_Problem details_. Quote every line below exactly as it reads.
□ □ □ □ □
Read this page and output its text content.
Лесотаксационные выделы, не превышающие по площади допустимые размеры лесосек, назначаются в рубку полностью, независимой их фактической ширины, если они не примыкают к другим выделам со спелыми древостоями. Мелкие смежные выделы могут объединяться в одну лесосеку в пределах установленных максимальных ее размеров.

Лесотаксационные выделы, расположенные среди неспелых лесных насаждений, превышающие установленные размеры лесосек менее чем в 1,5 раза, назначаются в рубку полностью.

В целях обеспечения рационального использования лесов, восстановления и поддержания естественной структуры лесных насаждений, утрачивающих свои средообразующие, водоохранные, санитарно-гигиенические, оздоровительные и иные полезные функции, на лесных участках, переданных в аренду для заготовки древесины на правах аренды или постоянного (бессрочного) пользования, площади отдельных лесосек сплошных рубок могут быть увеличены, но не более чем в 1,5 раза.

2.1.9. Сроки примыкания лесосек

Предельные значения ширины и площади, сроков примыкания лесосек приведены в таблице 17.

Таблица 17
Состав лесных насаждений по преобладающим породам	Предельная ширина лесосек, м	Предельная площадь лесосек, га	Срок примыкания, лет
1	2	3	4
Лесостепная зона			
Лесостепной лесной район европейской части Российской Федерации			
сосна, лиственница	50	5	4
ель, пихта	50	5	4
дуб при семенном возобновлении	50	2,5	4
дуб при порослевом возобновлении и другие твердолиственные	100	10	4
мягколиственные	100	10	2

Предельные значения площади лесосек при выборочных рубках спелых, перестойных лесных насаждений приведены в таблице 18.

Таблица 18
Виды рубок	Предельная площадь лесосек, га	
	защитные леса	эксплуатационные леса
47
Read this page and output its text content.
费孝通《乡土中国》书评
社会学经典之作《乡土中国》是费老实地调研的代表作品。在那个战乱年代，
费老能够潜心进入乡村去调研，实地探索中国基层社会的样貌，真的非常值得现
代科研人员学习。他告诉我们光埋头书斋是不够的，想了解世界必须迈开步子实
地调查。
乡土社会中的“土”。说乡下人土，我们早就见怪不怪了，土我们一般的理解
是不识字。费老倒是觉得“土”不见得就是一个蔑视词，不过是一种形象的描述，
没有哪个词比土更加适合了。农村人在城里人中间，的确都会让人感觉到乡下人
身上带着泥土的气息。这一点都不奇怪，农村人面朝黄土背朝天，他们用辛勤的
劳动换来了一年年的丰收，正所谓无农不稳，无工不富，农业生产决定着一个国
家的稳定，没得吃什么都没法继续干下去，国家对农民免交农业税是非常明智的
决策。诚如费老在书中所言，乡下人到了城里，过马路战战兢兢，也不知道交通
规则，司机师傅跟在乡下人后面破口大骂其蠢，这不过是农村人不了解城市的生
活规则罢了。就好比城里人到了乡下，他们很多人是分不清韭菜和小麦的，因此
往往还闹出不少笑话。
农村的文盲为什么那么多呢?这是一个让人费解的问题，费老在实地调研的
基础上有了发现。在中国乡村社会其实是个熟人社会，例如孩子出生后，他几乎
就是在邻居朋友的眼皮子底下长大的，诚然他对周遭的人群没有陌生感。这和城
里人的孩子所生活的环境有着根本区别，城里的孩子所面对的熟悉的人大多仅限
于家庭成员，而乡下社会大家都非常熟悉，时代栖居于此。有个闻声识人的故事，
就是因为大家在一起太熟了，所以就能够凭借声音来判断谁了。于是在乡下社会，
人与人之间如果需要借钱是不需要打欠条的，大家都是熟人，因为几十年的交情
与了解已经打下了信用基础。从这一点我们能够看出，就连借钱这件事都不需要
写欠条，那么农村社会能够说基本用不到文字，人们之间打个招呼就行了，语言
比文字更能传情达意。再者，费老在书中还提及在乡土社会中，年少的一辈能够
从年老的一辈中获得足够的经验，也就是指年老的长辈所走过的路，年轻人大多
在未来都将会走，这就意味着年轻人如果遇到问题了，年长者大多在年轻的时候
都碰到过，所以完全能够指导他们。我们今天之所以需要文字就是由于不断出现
□ □ □ □ □
_Result of the task_.
Read this page and output its text content.
Лесотаксационные выделы, не превышающие по площади допустимые размеры лесосек, назначаются в рубку полностью, независимой их фактической ширины, если они не примыкают к другим выделам со спелыми древостоями. Мелкие смежные выделы могут объединяться в одну лесосеку в пределах установленных максимальных ее размеров.

Лесотаксационные выделы, расположенные среди неспелых лесных насаждений, превышающие установленные размеры лесосек менее чем в 1,5 раза, назначаются в рубку полностью.

В целях обеспечения рационального использования лесов, восстановления и поддержания естественной структуры лесных насаждений, утрачивающих свои средообразующие, водоохранные, санитарно-гигиенические, оздоровительные и иные полезные функции, на лесных участках, переданных в аренду для заготовки древесины на правах аренды или постоянного (бессрочного) пользования, площади отдельных лесосек сплошных рубок могут быть увеличены, но не более чем в 1,5 раза.

2.1.9. Сроки примыкания лесосек

Предельные значения ширины и площади, сроков примыкания лесосек приведены в таблице 17.

Таблица 17
Состав лесных насаждений по преобладающим породам	Предельная ширина лесосек, м	Предельная площадь лесосек, га	Срок примыкания, лет
1	2	3	4
Лесостепная зона			
Лесостепной лесной район европейской части Российской Федерации			
сосна, лиственница	50	5	4
ель, пихта	50	5	4
дуб при семенном возобновлении	50	2,5	4
дуб при порослевом возобновлении и другие твердолиственные	100	10	4
мягколиственные	100	10	2

Предельные значения площади лесосек при выборочных рубках спелых, перестойных лесных насаждений приведены в таблице 18.

Таблица 18
Виды рубок	Предельная площадь лесосек, га	
	защитные леса	эксплуатационные леса
47
Read this page and output its text content.
费孝通《乡土中国》书评
社会学经典之作《乡土中国》是费老实地调研的代表作品。在那个战乱年代，
费老能够潜心进入乡村去调研，实地探索中国基层社会的样貌，真的非常值得现
代科研人员学习。他告诉我们光埋头书斋是不够的，想了解世界必须迈开步子实
地调查。
乡土社会中的“土”。说乡下人土，我们早就见怪不怪了，土我们一般的理解
是不识字。费老倒是觉得“土”不见得就是一个蔑视词，不过是一种形象的描述，
没有哪个词比土更加适合了。农村人在城里人中间，的确都会让人感觉到乡下人
身上带着泥土的气息。这一点都不奇怪，农村人面朝黄土背朝天，他们用辛勤的
劳动换来了一年年的丰收，正所谓无农不稳，无工不富，农业生产决定着一个国
家的稳定，没得吃什么都没法继续干下去，国家对农民免交农业税是非常明智的
决策。诚如费老在书中所言，乡下人到了城里，过马路战战兢兢，也不知道交通
规则，司机师傅跟在乡下人后面破口大骂其蠢，这不过是农村人不了解城市的生
活规则罢了。就好比城里人到了乡下，他们很多人是分不清韭菜和小麦的，因此
往往还闹出不少笑话。
农村的文盲为什么那么多呢?这是一个让人费解的问题，费老在实地调研的
基础上有了发现。在中国乡村社会其实是个熟人社会，例如孩子出生后，他几乎
就是在邻居朋友的眼皮子底下长大的，诚然他对周遭的人群没有陌生感。这和城
里人的孩子所生活的环境有着根本区别，城里的孩子所面对的熟悉的人大多仅限
于家庭成员，而乡下社会大家都非常熟悉，时代栖居于此。有个闻声识人的故事，
就是因为大家在一起太熟了，所以就能够凭借声音来判断谁了。于是在乡下社会，
人与人之间如果需要借钱是不需要打欠条的，大家都是熟人，因为几十年的交情
与了解已经打下了信用基础。从这一点我们能够看出，就连借钱这件事都不需要
写欠条，那么农村社会能够说基本用不到文字，人们之间打个招呼就行了，语言
比文字更能传情达意。再者，费老在书中还提及在乡土社会中，年少的一辈能够
从年老的一辈中获得足够的经验，也就是指年老的长辈所走过的路，年轻人大多
在未来都将会走，这就意味着年轻人如果遇到问题了，年长者大多在年轻的时候
都碰到过，所以完全能够指导他们。我们今天之所以需要文字就是由于不断出现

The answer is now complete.